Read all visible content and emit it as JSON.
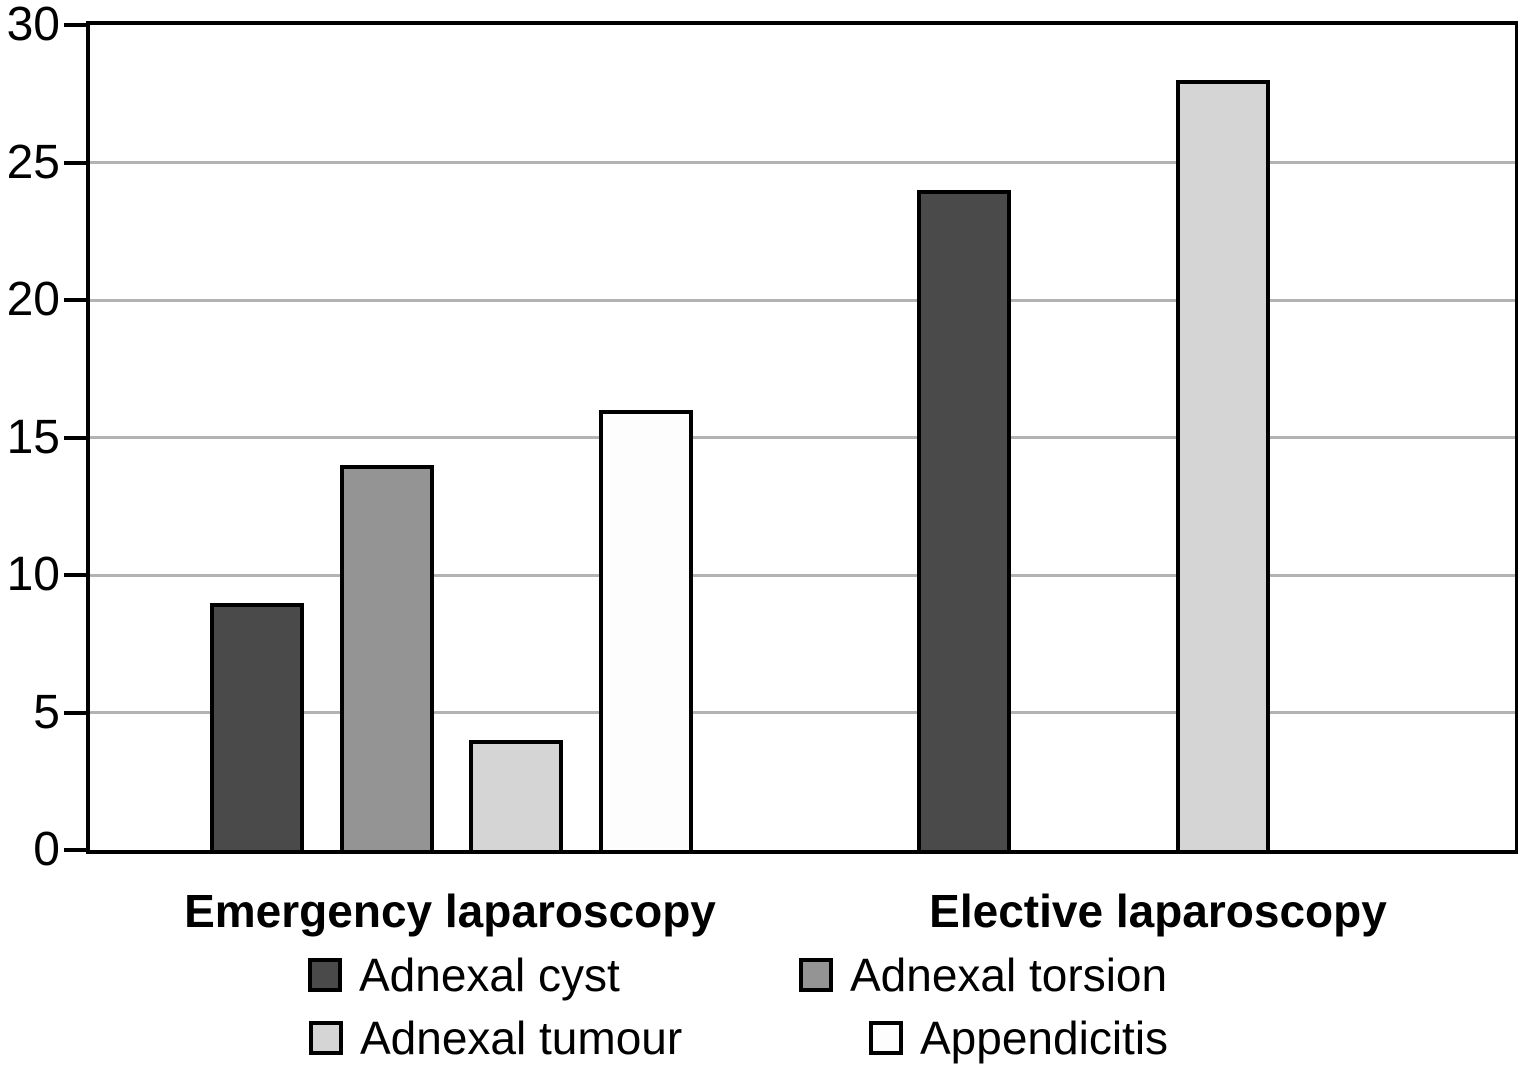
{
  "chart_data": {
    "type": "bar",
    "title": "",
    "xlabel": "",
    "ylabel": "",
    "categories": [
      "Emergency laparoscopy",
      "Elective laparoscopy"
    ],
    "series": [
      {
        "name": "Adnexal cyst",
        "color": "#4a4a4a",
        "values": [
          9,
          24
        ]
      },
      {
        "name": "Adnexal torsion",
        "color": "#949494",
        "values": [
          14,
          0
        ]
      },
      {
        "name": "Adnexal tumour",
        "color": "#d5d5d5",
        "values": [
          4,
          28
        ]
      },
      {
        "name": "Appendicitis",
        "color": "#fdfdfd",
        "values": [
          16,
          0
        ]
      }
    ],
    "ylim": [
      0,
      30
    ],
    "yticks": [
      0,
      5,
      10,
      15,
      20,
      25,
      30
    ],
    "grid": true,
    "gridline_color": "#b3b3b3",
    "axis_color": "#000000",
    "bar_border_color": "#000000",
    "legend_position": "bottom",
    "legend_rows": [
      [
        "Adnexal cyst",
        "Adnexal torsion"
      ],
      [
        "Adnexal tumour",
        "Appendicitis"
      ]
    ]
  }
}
= = = =
▶ **DIRECTIONS FOR THIS TASK**
Without the pictures, repeat the listing above exactly.

▶ **EXERCISE OUTPUT**
Read all visible content and emit it as JSON.
{
  "chart_data": {
    "type": "bar",
    "title": "",
    "xlabel": "",
    "ylabel": "",
    "categories": [
      "Emergency laparoscopy",
      "Elective laparoscopy"
    ],
    "series": [
      {
        "name": "Adnexal cyst",
        "color": "#4a4a4a",
        "values": [
          9,
          24
        ]
      },
      {
        "name": "Adnexal torsion",
        "color": "#949494",
        "values": [
          14,
          0
        ]
      },
      {
        "name": "Adnexal tumour",
        "color": "#d5d5d5",
        "values": [
          4,
          28
        ]
      },
      {
        "name": "Appendicitis",
        "color": "#fdfdfd",
        "values": [
          16,
          0
        ]
      }
    ],
    "ylim": [
      0,
      30
    ],
    "yticks": [
      0,
      5,
      10,
      15,
      20,
      25,
      30
    ],
    "grid": true,
    "gridline_color": "#b3b3b3",
    "axis_color": "#000000",
    "bar_border_color": "#000000",
    "legend_position": "bottom",
    "legend_rows": [
      [
        "Adnexal cyst",
        "Adnexal torsion"
      ],
      [
        "Adnexal tumour",
        "Appendicitis"
      ]
    ]
  }
}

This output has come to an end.